» **Objective**:
From the listing below, pick out each line with the word "가정모임".
Begin Supplied records
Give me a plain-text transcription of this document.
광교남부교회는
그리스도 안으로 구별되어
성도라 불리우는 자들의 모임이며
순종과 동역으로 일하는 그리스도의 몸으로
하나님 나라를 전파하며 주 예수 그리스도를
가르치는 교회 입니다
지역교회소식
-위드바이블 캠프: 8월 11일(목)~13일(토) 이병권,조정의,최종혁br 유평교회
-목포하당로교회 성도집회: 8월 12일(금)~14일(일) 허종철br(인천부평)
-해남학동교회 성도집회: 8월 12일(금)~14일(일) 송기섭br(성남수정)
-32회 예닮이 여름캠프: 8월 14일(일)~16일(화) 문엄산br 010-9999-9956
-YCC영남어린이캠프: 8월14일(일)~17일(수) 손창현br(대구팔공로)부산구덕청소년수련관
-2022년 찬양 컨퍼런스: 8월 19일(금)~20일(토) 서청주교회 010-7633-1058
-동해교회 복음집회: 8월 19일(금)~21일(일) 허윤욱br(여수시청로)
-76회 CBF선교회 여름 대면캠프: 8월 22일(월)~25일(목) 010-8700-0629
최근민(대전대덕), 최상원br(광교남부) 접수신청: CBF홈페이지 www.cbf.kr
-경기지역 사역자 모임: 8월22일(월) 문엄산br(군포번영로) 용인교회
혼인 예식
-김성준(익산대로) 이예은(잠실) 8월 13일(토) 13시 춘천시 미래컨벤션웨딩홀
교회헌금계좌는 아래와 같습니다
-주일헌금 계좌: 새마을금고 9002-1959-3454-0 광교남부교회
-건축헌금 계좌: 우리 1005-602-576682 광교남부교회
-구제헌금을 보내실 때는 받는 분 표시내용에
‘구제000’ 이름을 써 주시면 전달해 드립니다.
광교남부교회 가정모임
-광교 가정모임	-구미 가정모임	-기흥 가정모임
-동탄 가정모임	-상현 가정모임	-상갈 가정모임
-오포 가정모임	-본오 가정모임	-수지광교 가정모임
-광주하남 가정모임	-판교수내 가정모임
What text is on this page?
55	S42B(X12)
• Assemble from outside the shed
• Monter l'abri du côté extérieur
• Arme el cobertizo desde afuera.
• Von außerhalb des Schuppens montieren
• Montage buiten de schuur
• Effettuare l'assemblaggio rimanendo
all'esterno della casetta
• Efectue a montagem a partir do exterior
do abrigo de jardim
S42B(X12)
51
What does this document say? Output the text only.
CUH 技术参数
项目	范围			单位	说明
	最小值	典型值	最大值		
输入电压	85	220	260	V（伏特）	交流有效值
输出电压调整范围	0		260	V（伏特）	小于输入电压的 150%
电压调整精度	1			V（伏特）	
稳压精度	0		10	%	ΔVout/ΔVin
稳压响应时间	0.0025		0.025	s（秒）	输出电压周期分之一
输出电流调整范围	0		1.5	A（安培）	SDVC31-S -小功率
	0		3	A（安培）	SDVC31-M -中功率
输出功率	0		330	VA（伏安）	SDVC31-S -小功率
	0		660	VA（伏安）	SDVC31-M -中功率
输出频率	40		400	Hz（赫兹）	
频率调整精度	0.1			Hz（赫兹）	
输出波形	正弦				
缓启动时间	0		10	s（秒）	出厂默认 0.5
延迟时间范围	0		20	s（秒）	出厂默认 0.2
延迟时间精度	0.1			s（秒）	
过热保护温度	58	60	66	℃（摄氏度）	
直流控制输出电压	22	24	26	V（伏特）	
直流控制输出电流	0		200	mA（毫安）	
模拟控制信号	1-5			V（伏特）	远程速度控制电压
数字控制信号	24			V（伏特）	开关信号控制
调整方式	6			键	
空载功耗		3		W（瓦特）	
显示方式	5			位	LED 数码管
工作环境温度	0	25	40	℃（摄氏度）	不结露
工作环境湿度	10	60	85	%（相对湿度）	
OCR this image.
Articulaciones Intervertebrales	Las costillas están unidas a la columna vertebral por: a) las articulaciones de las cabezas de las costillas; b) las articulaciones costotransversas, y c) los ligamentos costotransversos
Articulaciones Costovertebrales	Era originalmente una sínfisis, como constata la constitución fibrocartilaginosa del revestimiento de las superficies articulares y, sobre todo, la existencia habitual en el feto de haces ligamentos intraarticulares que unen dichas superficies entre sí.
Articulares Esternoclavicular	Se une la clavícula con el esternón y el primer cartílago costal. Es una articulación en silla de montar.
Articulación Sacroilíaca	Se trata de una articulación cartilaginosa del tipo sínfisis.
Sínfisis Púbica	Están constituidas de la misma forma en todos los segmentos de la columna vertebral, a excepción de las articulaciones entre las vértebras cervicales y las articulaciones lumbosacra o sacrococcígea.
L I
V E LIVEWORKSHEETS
End Supplied records
» **Response to this exercise**:
광교남부교회 가정모임
-광교 가정모임	-구미 가정모임	-기흥 가정모임
-동탄 가정모임	-상현 가정모임	-상갈 가정모임
-오포 가정모임	-본오 가정모임	-수지광교 가정모임
-광주하남 가정모임	-판교수내 가정모임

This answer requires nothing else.